#### [ACTION ITEM]
Every entry must be echoed exactly.

Extracted records:
▬▬▬▬▬▬
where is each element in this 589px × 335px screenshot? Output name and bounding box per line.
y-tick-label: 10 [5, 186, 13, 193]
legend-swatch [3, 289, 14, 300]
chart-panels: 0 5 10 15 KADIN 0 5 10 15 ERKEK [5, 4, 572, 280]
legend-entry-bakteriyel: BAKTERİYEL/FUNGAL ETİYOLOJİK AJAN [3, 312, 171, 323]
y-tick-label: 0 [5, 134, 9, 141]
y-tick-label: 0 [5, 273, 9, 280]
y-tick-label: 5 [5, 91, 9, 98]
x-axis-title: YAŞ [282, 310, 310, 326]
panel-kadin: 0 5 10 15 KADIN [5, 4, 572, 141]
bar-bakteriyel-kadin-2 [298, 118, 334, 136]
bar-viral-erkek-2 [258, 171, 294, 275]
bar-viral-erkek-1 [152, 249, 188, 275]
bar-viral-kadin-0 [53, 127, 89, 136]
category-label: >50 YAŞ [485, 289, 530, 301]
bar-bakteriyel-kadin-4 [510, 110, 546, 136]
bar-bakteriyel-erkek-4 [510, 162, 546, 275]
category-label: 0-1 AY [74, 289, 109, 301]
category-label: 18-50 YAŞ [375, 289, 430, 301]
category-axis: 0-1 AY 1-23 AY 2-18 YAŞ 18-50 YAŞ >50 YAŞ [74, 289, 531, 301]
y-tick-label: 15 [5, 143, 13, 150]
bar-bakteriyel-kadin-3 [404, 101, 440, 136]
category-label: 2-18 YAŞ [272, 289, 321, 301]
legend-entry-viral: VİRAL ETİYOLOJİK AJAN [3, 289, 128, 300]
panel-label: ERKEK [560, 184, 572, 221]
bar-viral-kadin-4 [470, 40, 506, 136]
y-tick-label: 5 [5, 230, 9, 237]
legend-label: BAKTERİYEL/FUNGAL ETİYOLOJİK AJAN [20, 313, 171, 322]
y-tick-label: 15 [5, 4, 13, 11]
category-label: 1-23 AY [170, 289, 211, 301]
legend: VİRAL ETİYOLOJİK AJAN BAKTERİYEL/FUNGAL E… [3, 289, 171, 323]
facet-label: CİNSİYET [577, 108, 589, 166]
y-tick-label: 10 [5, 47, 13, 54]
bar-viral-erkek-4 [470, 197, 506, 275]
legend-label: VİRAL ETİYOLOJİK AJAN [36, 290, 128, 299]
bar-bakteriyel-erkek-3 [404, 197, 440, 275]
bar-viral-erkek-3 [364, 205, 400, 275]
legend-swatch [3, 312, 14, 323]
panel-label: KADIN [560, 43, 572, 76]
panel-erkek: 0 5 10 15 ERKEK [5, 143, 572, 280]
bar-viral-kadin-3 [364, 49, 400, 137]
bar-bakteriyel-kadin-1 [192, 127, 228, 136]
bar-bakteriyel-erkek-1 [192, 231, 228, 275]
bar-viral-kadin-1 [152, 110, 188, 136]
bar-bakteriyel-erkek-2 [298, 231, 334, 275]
▬▬▬▬▬▬
#### [WRITTEN ANSWER]
where is each element in this 589px × 335px screenshot? Output name and bounding box per line.
y-tick-label: 10 [5, 186, 13, 193]
legend-swatch [3, 289, 14, 300]
chart-panels: 0 5 10 15 KADIN 0 5 10 15 ERKEK [5, 4, 572, 280]
legend-entry-bakteriyel: BAKTERİYEL/FUNGAL ETİYOLOJİK AJAN [3, 312, 171, 323]
y-tick-label: 0 [5, 134, 9, 141]
y-tick-label: 0 [5, 273, 9, 280]
y-tick-label: 5 [5, 91, 9, 98]
x-axis-title: YAŞ [282, 310, 310, 326]
panel-kadin: 0 5 10 15 KADIN [5, 4, 572, 141]
bar-bakteriyel-kadin-2 [298, 118, 334, 136]
bar-viral-erkek-2 [258, 171, 294, 275]
bar-viral-erkek-1 [152, 249, 188, 275]
bar-viral-kadin-0 [53, 127, 89, 136]
category-label: >50 YAŞ [485, 289, 530, 301]
bar-bakteriyel-kadin-4 [510, 110, 546, 136]
bar-bakteriyel-erkek-4 [510, 162, 546, 275]
category-label: 0-1 AY [74, 289, 109, 301]
category-label: 18-50 YAŞ [375, 289, 430, 301]
category-axis: 0-1 AY 1-23 AY 2-18 YAŞ 18-50 YAŞ >50 YAŞ [74, 289, 531, 301]
y-tick-label: 15 [5, 143, 13, 150]
bar-bakteriyel-kadin-3 [404, 101, 440, 136]
category-label: 2-18 YAŞ [272, 289, 321, 301]
legend-entry-viral: VİRAL ETİYOLOJİK AJAN [3, 289, 128, 300]
panel-label: ERKEK [560, 184, 572, 221]
bar-viral-kadin-4 [470, 40, 506, 136]
y-tick-label: 5 [5, 230, 9, 237]
legend-label: BAKTERİYEL/FUNGAL ETİYOLOJİK AJAN [20, 313, 171, 322]
y-tick-label: 15 [5, 4, 13, 11]
category-label: 1-23 AY [170, 289, 211, 301]
legend: VİRAL ETİYOLOJİK AJAN BAKTERİYEL/FUNGAL E… [3, 289, 171, 323]
facet-label: CİNSİYET [577, 108, 589, 166]
y-tick-label: 10 [5, 47, 13, 54]
bar-viral-erkek-4 [470, 197, 506, 275]
legend-label: VİRAL ETİYOLOJİK AJAN [36, 290, 128, 299]
bar-bakteriyel-erkek-3 [404, 197, 440, 275]
bar-viral-erkek-3 [364, 205, 400, 275]
legend-swatch [3, 312, 14, 323]
panel-label: KADIN [560, 43, 572, 76]
panel-erkek: 0 5 10 15 ERKEK [5, 143, 572, 280]
bar-viral-kadin-3 [364, 49, 400, 137]
bar-bakteriyel-kadin-1 [192, 127, 228, 136]
bar-bakteriyel-erkek-1 [192, 231, 228, 275]
bar-viral-kadin-1 [152, 110, 188, 136]
bar-bakteriyel-erkek-2 [298, 231, 334, 275]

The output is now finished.